▸ GIVEN TASK: Tally each line where the word "table" occurs, then give only the total.

-- BEGIN MATERIAL TO PROCESS --

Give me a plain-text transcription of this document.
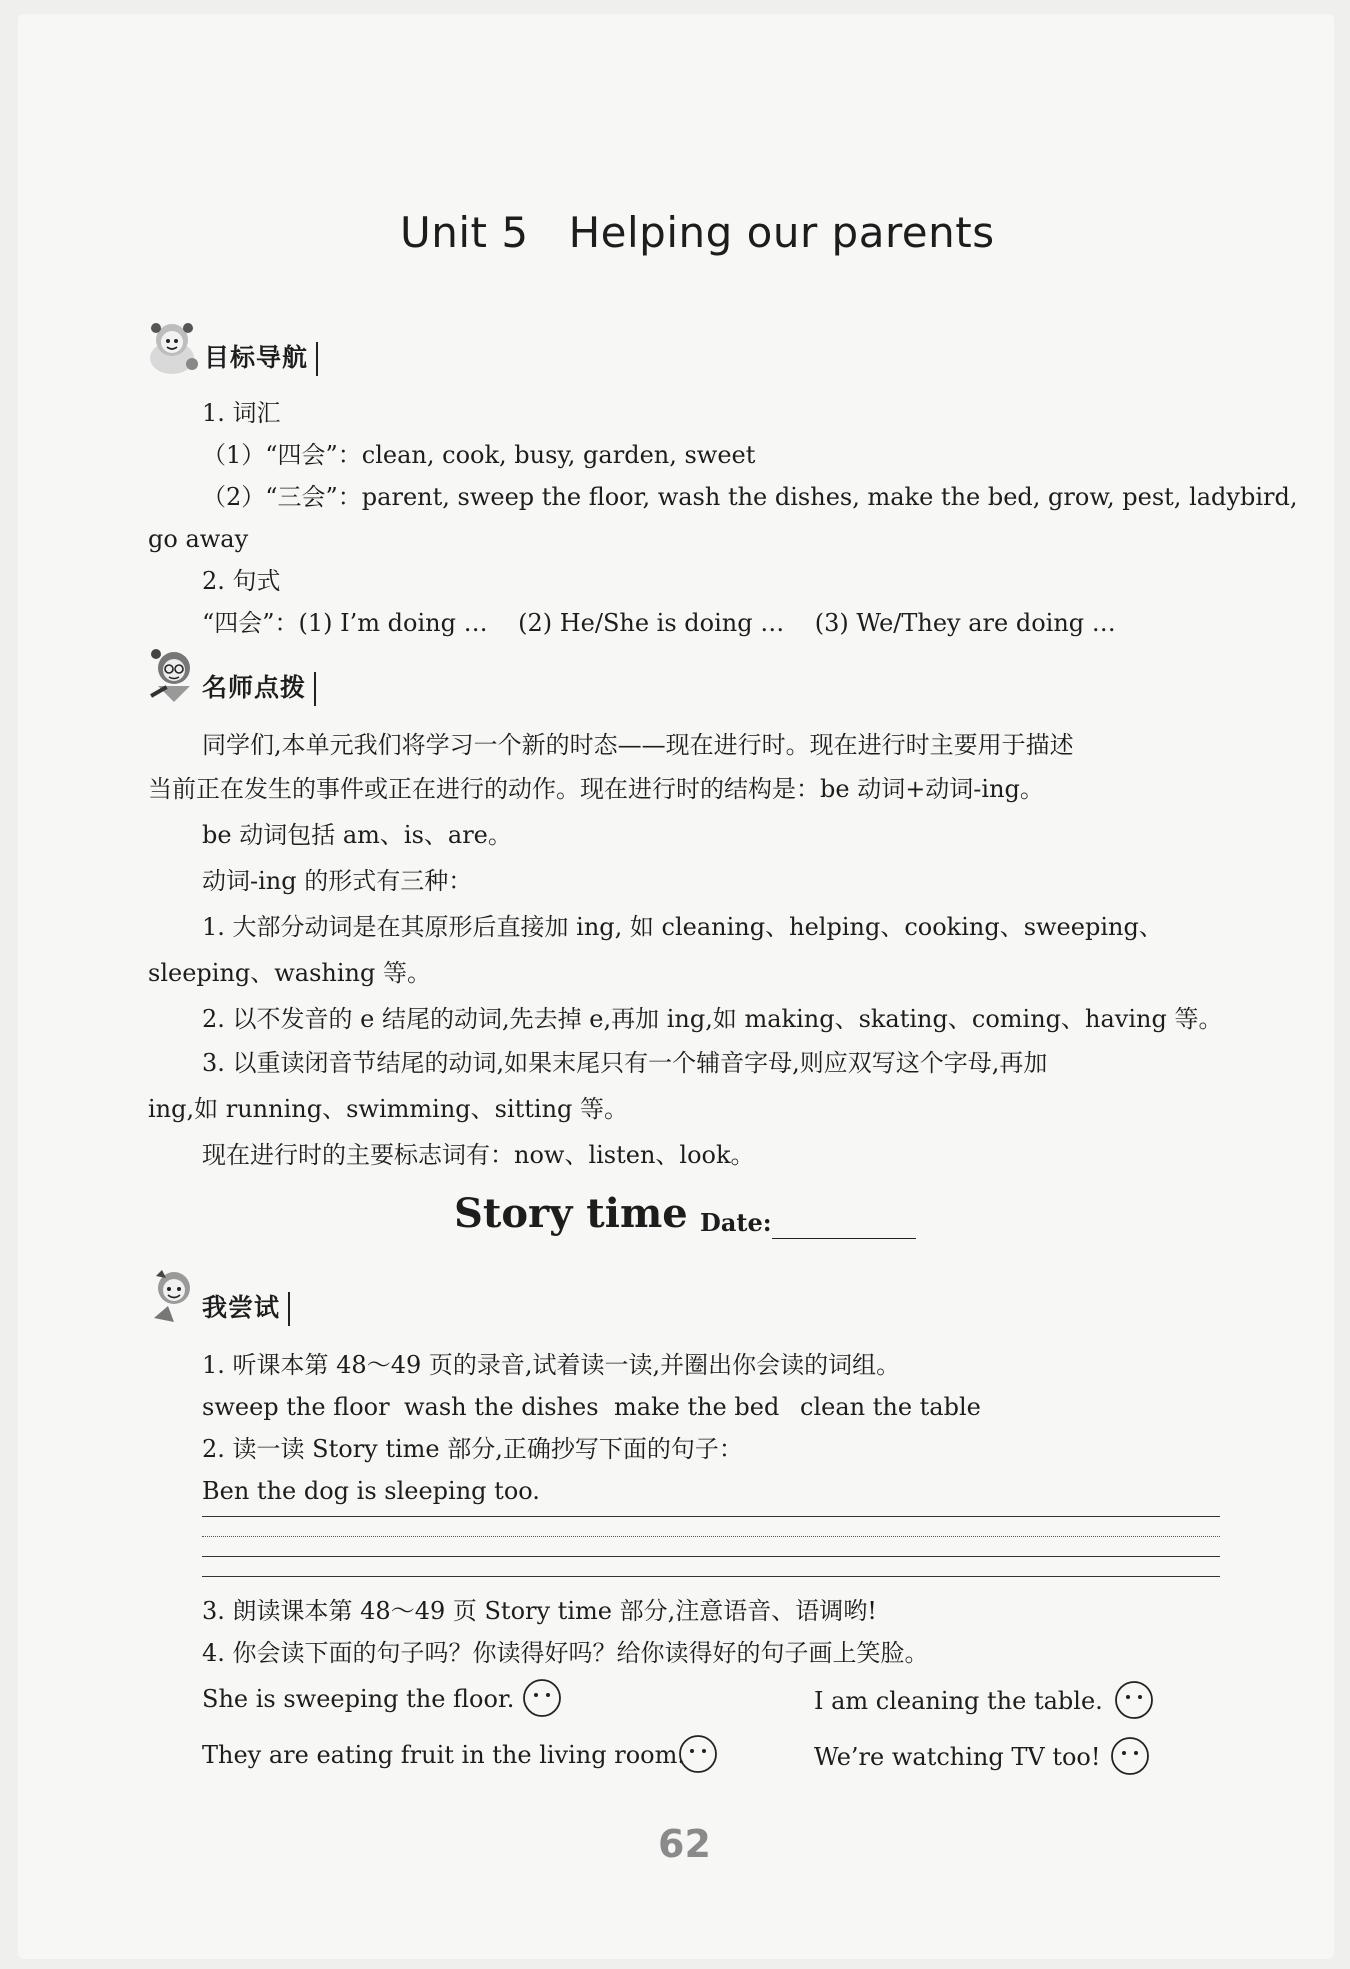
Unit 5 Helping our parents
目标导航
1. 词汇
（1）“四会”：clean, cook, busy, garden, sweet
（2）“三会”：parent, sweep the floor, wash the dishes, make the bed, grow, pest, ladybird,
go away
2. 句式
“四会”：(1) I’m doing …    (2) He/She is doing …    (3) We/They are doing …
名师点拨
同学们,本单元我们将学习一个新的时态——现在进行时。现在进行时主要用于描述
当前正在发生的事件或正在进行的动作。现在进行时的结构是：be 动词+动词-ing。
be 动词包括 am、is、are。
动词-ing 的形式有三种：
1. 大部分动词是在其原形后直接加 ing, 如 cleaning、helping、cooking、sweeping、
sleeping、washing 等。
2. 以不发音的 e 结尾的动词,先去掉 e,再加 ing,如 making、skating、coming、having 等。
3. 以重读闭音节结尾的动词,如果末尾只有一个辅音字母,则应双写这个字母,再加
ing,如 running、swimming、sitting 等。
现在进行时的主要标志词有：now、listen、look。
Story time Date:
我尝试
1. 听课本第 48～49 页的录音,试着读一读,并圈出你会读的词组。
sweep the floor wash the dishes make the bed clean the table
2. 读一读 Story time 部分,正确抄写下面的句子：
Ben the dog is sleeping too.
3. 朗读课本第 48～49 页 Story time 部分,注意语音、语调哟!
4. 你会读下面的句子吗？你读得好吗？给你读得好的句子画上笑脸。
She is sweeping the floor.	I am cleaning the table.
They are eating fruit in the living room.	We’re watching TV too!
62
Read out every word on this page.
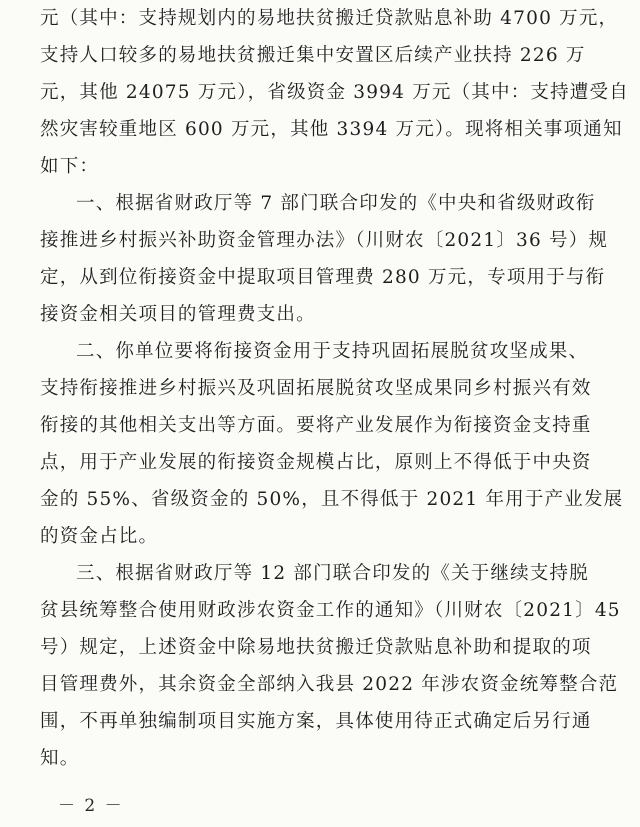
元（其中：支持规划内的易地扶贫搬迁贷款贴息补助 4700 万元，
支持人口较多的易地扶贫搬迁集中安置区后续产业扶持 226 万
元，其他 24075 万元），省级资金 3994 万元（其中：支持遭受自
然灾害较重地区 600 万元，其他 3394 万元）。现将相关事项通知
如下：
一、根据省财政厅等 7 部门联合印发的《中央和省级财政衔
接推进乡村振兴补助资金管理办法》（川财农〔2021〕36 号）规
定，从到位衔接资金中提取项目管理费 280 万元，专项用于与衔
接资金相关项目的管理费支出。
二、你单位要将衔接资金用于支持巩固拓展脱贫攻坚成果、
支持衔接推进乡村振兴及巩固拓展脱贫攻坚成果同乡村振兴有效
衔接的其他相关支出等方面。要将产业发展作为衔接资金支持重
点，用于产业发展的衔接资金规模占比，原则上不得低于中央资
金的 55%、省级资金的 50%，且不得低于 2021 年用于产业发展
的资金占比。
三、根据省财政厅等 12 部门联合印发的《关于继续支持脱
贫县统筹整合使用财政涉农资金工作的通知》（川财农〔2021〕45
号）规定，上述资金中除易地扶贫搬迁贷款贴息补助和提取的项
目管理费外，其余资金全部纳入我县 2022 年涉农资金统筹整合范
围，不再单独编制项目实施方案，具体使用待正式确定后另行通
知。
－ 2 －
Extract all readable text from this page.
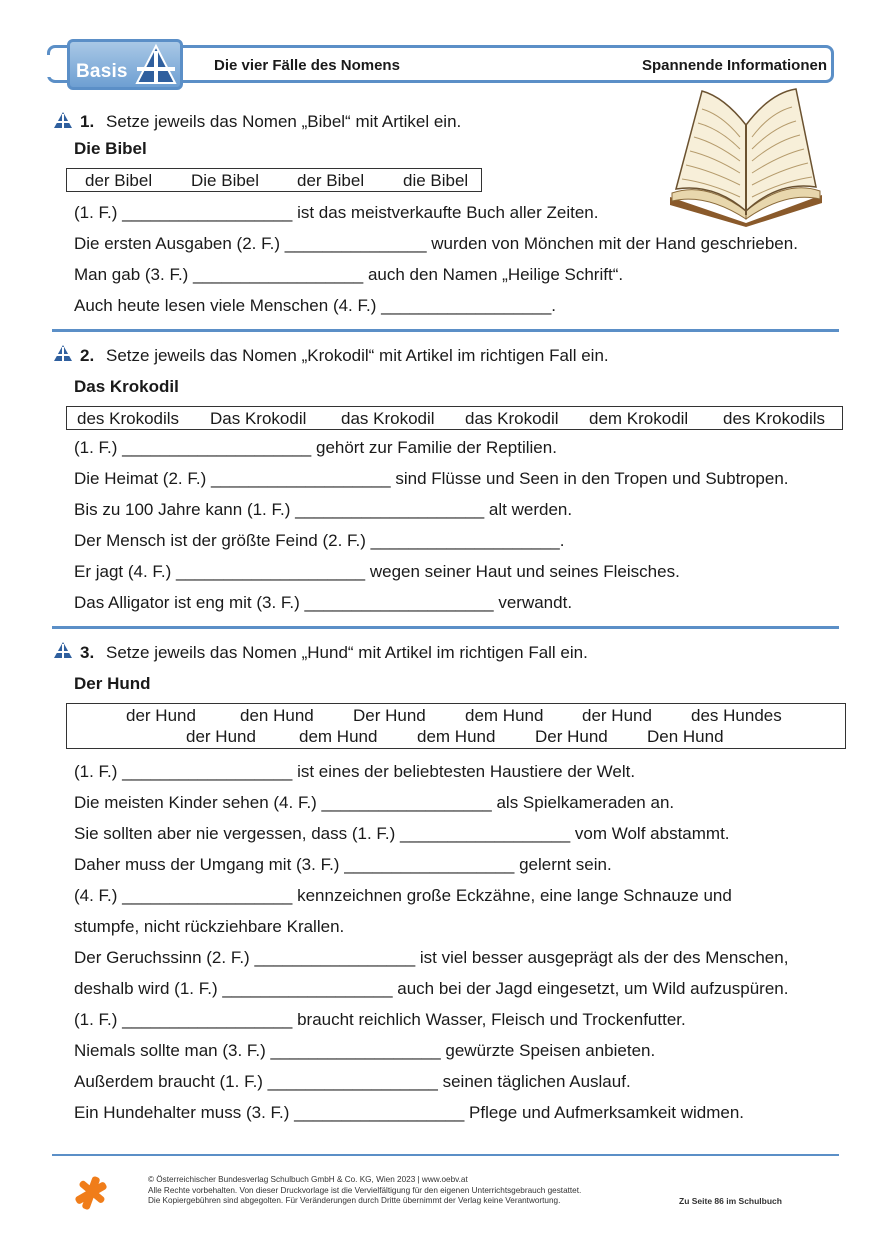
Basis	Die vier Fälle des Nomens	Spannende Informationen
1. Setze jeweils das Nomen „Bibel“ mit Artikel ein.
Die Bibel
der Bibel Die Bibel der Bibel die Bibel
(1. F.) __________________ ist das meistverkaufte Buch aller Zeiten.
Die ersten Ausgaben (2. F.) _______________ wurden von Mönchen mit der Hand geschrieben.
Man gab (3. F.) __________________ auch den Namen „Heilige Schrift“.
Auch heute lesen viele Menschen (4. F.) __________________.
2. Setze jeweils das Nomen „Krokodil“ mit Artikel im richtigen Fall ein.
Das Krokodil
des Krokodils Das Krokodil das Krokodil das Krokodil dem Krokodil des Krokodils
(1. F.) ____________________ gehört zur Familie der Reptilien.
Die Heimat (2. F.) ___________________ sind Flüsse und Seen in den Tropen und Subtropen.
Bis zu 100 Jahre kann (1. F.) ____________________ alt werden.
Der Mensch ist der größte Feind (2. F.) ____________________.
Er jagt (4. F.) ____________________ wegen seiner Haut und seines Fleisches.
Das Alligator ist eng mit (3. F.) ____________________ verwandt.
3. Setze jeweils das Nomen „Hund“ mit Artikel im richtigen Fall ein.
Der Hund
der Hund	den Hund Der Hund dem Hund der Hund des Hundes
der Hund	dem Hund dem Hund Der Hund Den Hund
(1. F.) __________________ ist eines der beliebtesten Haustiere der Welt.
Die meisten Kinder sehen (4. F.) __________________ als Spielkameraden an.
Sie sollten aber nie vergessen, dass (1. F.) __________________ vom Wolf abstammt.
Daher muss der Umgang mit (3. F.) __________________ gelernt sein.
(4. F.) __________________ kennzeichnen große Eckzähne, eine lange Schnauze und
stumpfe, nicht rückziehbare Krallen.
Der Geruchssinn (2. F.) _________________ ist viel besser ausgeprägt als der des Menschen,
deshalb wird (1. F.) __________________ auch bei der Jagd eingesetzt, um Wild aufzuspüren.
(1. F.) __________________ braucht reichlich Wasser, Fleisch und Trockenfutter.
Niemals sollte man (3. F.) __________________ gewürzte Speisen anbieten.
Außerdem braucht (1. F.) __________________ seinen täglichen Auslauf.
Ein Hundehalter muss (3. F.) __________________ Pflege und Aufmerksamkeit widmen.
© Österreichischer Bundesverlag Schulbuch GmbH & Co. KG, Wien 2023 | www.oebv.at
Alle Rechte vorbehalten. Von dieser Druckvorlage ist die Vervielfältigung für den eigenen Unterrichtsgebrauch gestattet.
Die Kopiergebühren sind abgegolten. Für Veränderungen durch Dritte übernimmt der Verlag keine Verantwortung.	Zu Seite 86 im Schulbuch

-- END MATERIAL TO PROCESS --

▸ EXERCISE RESULT: 2